▸ **DIRECTIONS FOR THIS TASK**:
Pull out every line of the listing below where "quòd" appears.

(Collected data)
· · ·

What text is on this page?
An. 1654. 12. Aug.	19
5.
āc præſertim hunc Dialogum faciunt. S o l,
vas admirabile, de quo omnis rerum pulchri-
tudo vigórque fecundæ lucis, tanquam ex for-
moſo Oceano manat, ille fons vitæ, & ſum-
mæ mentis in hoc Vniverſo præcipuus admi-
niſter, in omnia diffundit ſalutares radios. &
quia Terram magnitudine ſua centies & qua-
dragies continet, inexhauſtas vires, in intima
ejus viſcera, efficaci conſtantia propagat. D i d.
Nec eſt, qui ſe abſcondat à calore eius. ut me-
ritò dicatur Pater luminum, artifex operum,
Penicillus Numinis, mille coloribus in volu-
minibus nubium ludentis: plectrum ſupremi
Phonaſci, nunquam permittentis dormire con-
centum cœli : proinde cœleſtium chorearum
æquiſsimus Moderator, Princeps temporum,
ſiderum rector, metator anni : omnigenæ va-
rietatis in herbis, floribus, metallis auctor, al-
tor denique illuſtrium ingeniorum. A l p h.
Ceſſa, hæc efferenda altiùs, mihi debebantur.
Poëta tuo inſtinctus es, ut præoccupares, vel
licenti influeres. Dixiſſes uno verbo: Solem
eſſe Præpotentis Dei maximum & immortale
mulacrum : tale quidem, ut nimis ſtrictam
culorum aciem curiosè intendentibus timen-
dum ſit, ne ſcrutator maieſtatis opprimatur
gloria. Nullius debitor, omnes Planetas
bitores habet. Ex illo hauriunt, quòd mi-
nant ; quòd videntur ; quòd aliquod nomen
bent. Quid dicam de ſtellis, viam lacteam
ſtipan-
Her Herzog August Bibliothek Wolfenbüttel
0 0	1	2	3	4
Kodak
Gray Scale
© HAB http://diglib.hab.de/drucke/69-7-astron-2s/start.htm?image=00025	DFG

· · ·

▸ **FINISHED EXERCISE**:
bitores habet. Ex illo hauriunt, quòd mi-
nant ; quòd videntur ; quòd aliquod nomen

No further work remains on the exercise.